Cryptocurrencies like Bitcoin are decentralized, but still, there is a need for a convenient platform for exchanging them to each other and to other valuable commodities like fiat; hence trading platforms like cryptocurrency exchanges exist.

 

But just because cryptocurrency exchanges do not have as much restraints as the banking system doesn't mean that they can do just about anything they want without upsetting their clients. In this article I am giving the link to, points and examples are given where exchanges should be more careful when dealing with something new, because unlike traditional financial systems (banks, stock exchanges, etc.), crypto users can just switch to another trading platform if they find their current platform making moves that might affect them in one way or the other.

 

All in all, it all falls down to one word: trust.

 

Here's the link to the article:

https://www.coindesk.com/crypto-markets-decentralized-accountability

Spoiler

Crypto Long & Short: Cryptocurrency Markets May Be Decentralized, but They’re Still Accountable

Noelle Acheson

 

One underappreciated feature of crypto markets is the lack of centralization. I mean, people know crypto assets are decentralized and trade on exchanges all over the world. But what’s often overlooked is the relative ease with which people can change the venues they buy and sell their holdings on.

◆ ◆ ◆

GIVEN TASK: Please copy the post on cryptocurrency exchanges, starting at "One underappreciated feature" and ending at "their holdings on.", and rename "venues" to "platforms" throughout that span. The rows below are unrelated to the post on cryptocurrency exchanges.

INFORMATION GIVEN:
◆ ◆ ◆

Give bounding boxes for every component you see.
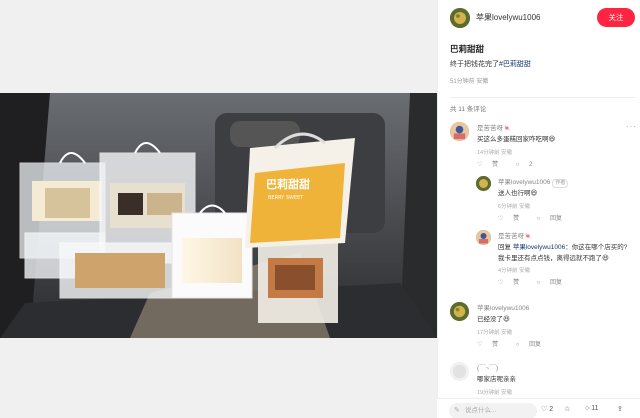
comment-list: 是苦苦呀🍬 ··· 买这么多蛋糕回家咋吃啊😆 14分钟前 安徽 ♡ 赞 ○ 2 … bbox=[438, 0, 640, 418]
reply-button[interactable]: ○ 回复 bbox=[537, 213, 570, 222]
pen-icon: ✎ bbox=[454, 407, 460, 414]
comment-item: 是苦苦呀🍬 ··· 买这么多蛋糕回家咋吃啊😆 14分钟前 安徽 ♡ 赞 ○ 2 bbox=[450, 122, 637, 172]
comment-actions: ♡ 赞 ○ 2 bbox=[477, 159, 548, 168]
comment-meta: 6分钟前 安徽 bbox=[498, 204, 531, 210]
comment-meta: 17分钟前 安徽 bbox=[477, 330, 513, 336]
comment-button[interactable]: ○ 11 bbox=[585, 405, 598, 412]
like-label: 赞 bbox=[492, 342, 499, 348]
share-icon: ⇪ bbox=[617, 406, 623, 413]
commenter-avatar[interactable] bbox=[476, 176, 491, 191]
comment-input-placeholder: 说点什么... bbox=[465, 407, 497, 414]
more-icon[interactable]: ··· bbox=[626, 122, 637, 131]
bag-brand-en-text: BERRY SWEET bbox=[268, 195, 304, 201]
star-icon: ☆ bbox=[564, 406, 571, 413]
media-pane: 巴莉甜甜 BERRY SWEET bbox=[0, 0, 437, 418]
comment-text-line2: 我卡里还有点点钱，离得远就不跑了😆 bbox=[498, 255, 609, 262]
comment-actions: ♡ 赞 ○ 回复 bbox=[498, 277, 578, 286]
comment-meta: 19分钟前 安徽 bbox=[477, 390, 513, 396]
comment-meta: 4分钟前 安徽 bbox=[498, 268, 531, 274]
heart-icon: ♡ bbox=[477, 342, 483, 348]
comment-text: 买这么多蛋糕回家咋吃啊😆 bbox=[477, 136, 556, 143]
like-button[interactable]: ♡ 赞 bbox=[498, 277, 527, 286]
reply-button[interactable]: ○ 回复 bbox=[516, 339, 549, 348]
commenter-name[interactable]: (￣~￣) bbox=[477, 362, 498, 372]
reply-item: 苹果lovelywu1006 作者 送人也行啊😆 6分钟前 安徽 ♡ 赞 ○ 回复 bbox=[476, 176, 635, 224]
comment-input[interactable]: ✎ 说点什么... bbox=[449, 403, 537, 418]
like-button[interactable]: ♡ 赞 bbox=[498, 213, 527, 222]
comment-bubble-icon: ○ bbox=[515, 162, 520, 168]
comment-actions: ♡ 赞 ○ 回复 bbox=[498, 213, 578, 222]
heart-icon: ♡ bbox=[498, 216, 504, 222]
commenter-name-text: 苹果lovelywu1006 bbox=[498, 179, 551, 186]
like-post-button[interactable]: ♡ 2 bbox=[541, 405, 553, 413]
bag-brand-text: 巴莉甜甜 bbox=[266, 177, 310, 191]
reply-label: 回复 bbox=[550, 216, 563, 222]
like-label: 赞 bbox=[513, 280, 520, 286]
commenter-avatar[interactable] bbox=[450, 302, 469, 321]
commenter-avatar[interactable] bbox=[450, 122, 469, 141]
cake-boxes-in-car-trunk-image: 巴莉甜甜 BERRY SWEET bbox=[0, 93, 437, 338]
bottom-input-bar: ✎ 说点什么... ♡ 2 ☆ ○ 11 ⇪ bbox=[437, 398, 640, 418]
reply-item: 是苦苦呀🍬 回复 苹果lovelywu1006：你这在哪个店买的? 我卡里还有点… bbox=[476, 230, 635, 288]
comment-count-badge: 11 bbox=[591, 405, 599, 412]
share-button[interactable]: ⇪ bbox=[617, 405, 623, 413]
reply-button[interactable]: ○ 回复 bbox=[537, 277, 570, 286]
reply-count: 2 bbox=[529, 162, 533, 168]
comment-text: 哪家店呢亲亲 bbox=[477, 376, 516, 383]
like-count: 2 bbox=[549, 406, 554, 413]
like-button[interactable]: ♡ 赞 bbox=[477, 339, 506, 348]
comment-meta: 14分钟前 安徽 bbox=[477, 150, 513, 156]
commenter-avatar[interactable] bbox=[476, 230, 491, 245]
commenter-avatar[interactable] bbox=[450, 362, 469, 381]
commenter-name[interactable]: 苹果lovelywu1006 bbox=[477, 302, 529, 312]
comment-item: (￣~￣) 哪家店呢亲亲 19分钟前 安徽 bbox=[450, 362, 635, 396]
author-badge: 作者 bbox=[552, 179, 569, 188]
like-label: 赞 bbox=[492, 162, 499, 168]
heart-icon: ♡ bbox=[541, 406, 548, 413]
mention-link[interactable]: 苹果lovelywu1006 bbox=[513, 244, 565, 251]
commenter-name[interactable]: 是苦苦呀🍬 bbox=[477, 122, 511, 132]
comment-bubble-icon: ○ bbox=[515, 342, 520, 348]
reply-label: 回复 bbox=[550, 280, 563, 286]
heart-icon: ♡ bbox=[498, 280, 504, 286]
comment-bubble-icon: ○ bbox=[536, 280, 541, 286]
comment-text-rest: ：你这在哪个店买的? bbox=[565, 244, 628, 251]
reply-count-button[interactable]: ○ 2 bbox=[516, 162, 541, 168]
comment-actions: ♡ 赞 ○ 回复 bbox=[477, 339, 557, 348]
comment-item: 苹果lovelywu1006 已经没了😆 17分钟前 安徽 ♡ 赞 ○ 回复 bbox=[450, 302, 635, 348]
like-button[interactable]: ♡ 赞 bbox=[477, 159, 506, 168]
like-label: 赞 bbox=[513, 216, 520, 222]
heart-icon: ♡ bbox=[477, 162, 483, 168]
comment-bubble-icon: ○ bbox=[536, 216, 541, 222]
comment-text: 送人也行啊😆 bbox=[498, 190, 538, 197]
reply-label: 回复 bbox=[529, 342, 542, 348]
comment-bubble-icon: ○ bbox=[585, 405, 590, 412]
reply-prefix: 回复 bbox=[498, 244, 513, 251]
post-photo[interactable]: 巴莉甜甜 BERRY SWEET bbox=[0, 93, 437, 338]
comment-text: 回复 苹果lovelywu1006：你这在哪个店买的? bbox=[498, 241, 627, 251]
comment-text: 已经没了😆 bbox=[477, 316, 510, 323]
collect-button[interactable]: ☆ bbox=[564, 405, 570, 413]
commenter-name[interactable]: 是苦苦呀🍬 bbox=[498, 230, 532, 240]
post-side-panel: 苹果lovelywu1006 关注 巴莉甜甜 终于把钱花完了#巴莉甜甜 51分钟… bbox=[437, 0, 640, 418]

◆ ◆ ◆

ANSWER TO THIS TASK:
One underappreciated feature of crypto markets is the lack of centralization. I mean, people know crypto assets are decentralized and trade on exchanges all over the world. But what’s often overlooked is the relative ease with which people can change the platforms they buy and sell their holdings on.